▸ **Instructions for the task**: In the listing below, locate the lines that hold "this" and copy them.

— Begin Input data —

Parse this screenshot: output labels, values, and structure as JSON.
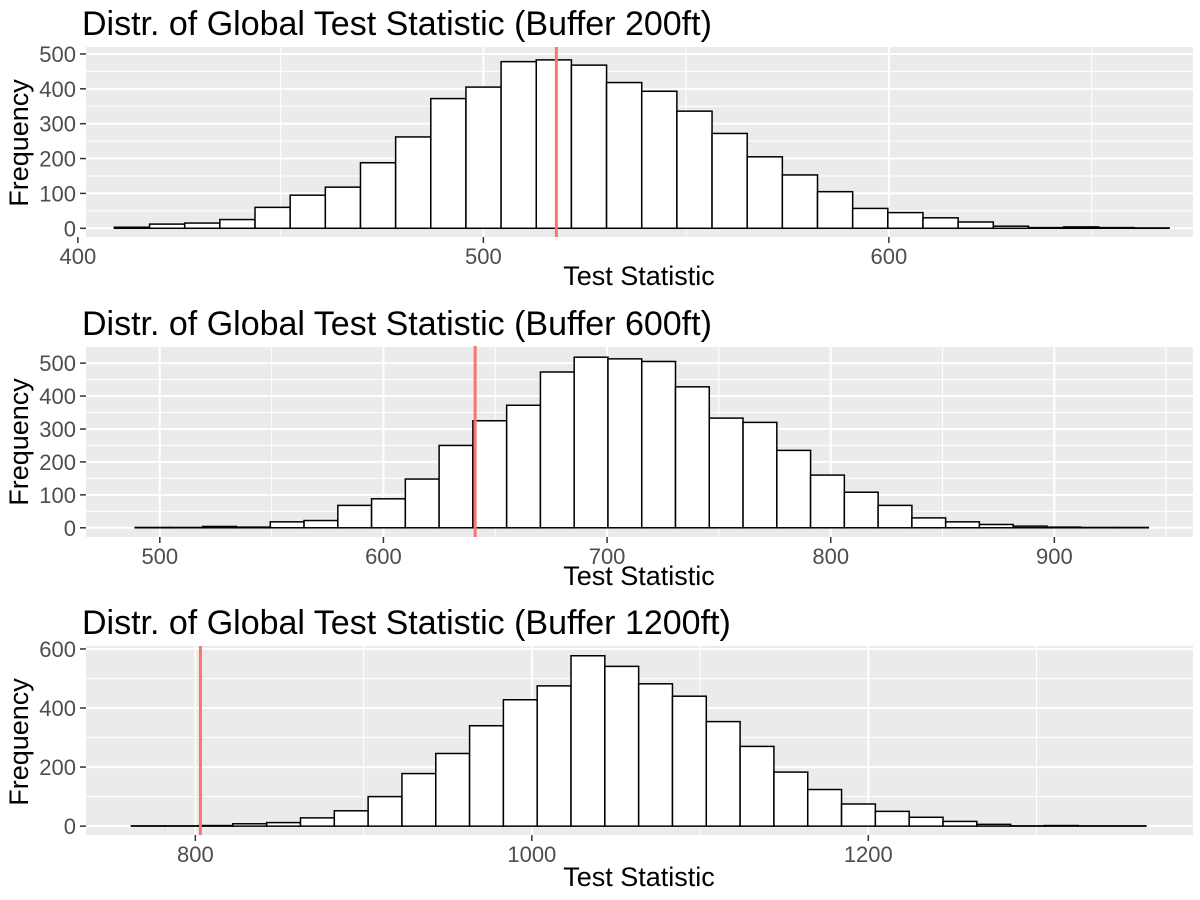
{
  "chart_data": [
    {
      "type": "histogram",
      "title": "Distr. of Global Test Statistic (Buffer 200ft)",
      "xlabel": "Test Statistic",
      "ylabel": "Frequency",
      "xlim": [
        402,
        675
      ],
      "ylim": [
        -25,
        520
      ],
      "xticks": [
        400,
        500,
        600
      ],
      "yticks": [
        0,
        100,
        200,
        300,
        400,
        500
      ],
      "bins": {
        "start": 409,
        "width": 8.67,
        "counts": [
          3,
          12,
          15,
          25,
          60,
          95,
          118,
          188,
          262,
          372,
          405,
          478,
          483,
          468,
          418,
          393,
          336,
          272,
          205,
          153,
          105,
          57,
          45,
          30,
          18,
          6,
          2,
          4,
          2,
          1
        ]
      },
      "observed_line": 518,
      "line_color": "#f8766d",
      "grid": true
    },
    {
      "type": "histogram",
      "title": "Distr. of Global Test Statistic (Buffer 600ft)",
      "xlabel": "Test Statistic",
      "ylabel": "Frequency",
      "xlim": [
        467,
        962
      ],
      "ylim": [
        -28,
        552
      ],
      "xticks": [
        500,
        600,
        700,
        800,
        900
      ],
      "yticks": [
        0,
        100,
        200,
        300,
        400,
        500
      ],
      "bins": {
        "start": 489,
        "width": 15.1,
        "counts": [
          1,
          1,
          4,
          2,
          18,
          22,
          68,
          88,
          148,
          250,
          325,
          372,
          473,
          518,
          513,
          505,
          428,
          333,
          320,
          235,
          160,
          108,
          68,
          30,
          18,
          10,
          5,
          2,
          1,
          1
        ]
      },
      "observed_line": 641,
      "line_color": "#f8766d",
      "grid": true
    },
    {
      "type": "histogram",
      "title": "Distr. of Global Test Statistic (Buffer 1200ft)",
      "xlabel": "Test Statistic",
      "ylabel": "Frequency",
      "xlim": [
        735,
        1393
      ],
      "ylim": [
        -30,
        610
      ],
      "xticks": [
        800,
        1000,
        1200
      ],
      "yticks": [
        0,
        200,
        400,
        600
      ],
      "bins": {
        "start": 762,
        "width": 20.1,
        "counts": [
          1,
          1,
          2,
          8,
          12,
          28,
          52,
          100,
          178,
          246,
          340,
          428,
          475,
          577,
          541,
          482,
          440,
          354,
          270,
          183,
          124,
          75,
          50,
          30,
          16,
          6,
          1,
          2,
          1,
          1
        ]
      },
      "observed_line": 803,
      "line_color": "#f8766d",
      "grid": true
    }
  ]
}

— End Input data —
— Begin Input data —

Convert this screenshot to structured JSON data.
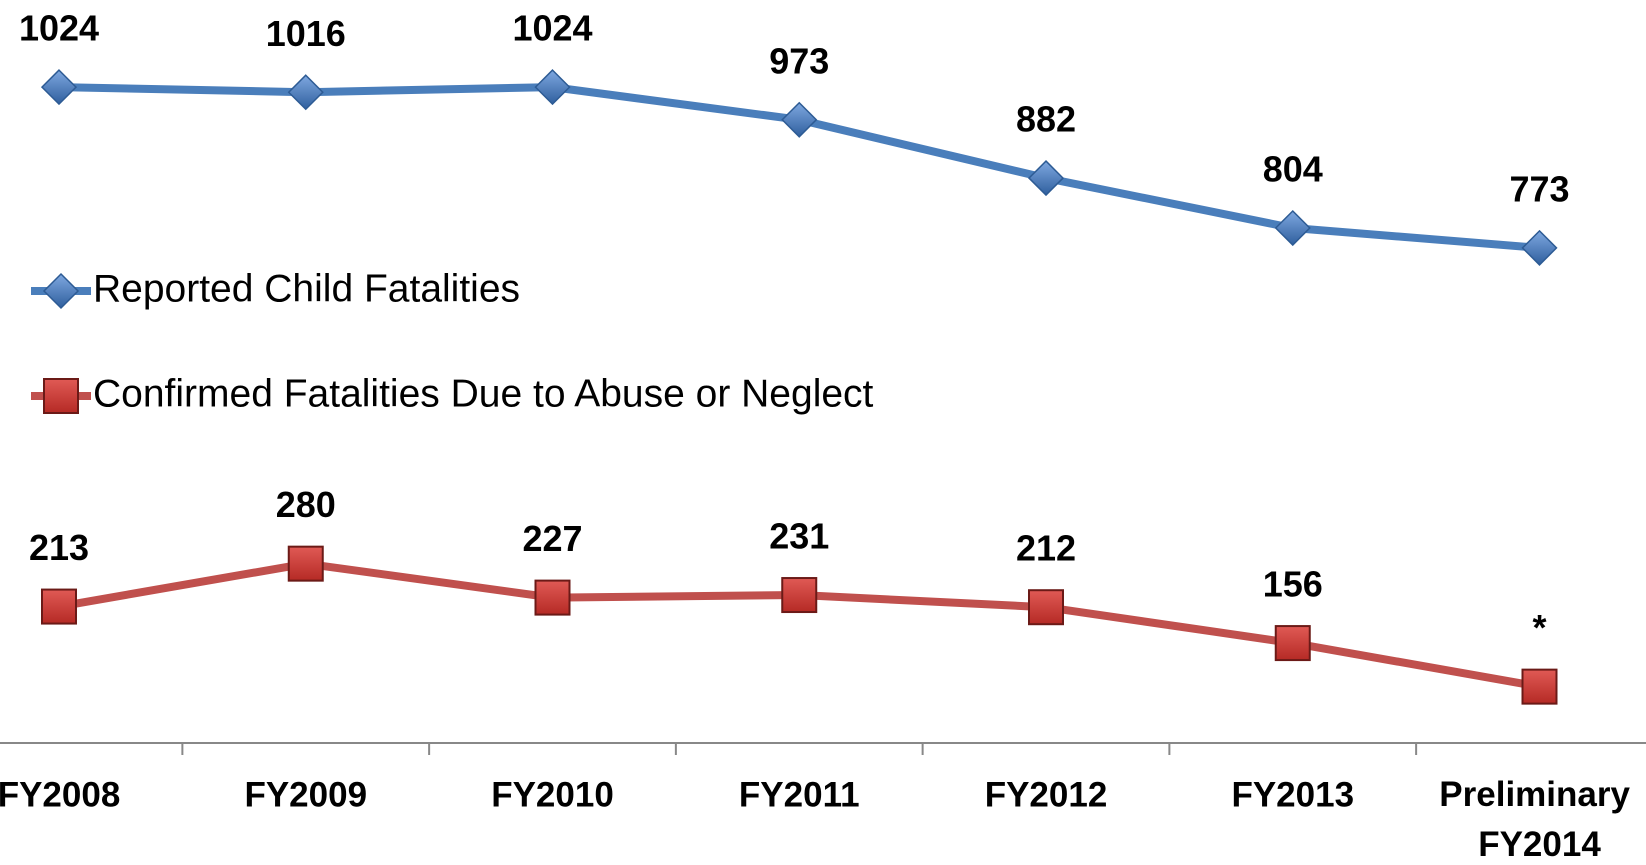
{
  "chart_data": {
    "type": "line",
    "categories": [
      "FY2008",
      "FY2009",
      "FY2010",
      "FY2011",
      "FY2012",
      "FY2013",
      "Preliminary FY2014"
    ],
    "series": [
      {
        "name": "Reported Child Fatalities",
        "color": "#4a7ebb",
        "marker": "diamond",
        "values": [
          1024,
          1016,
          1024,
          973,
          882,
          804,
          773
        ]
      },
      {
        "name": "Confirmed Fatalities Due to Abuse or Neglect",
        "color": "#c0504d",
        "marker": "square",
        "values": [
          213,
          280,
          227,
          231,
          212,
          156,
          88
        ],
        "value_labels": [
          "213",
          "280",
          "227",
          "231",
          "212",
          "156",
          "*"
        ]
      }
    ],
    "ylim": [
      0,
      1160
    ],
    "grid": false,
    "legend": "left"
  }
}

— End Input data —

▸ **Completed exercise**:
Parse this screenshot: output labels, values, and structure as JSON.
Convert this screenshot to structured JSON data.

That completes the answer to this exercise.